[MATERIAL SHOWN start]

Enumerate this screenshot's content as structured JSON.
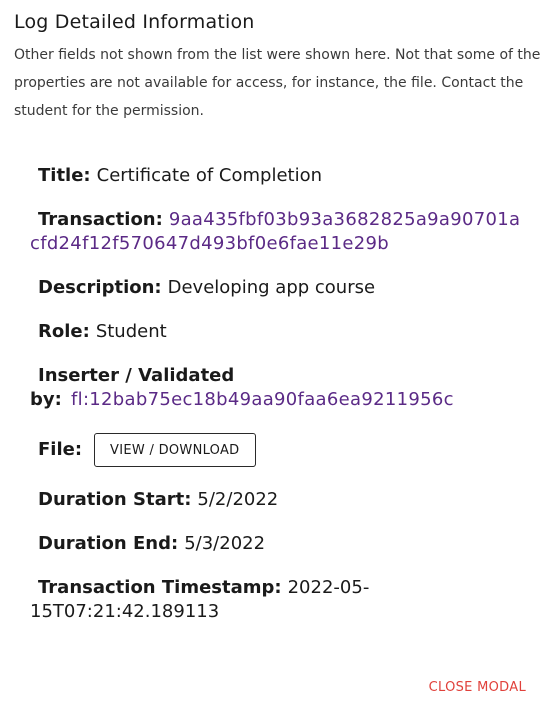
{
  "modal": {
    "title": "Log Detailed Information",
    "note": "Other fields not shown from the list were shown here. Not that some of the properties are not available for access, for instance, the file. Contact the student for the permission.",
    "close_label": "CLOSE MODAL"
  },
  "fields": {
    "title": {
      "label": "Title:",
      "value": "Certificate of Completion"
    },
    "transaction": {
      "label": "Transaction:",
      "value": "9aa435fbf03b93a3682825a9a90701acfd24f12f570647d493bf0e6fae11e29b"
    },
    "description": {
      "label": "Description:",
      "value": "Developing app course"
    },
    "role": {
      "label": "Role:",
      "value": "Student"
    },
    "inserter": {
      "label": "Inserter / Validated by:",
      "value": "fl:12bab75ec18b49aa90faa6ea9211956c"
    },
    "file": {
      "label": "File:",
      "button_label": "VIEW / DOWNLOAD"
    },
    "duration_start": {
      "label": "Duration Start:",
      "value": "5/2/2022"
    },
    "duration_end": {
      "label": "Duration End:",
      "value": "5/3/2022"
    },
    "timestamp": {
      "label": "Transaction Timestamp:",
      "value": "2022-05-15T07:21:42.189113"
    }
  },
  "colors": {
    "hash_text": "#5b2a86",
    "close_button": "#e0413b"
  }
}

[MATERIAL SHOWN end]

▸ **AIM OF THE EXERCISE**:
Exclude the pictures and transcribe all of the entries exactly.

▸ **SOLUTION FOR THIS PROBLEM**:
Enumerate this screenshot's content as structured JSON.
{
  "modal": {
    "title": "Log Detailed Information",
    "note": "Other fields not shown from the list were shown here. Not that some of the properties are not available for access, for instance, the file. Contact the student for the permission.",
    "close_label": "CLOSE MODAL"
  },
  "fields": {
    "title": {
      "label": "Title:",
      "value": "Certificate of Completion"
    },
    "transaction": {
      "label": "Transaction:",
      "value": "9aa435fbf03b93a3682825a9a90701acfd24f12f570647d493bf0e6fae11e29b"
    },
    "description": {
      "label": "Description:",
      "value": "Developing app course"
    },
    "role": {
      "label": "Role:",
      "value": "Student"
    },
    "inserter": {
      "label": "Inserter / Validated by:",
      "value": "fl:12bab75ec18b49aa90faa6ea9211956c"
    },
    "file": {
      "label": "File:",
      "button_label": "VIEW / DOWNLOAD"
    },
    "duration_start": {
      "label": "Duration Start:",
      "value": "5/2/2022"
    },
    "duration_end": {
      "label": "Duration End:",
      "value": "5/3/2022"
    },
    "timestamp": {
      "label": "Transaction Timestamp:",
      "value": "2022-05-15T07:21:42.189113"
    }
  },
  "colors": {
    "hash_text": "#5b2a86",
    "close_button": "#e0413b"
  }
}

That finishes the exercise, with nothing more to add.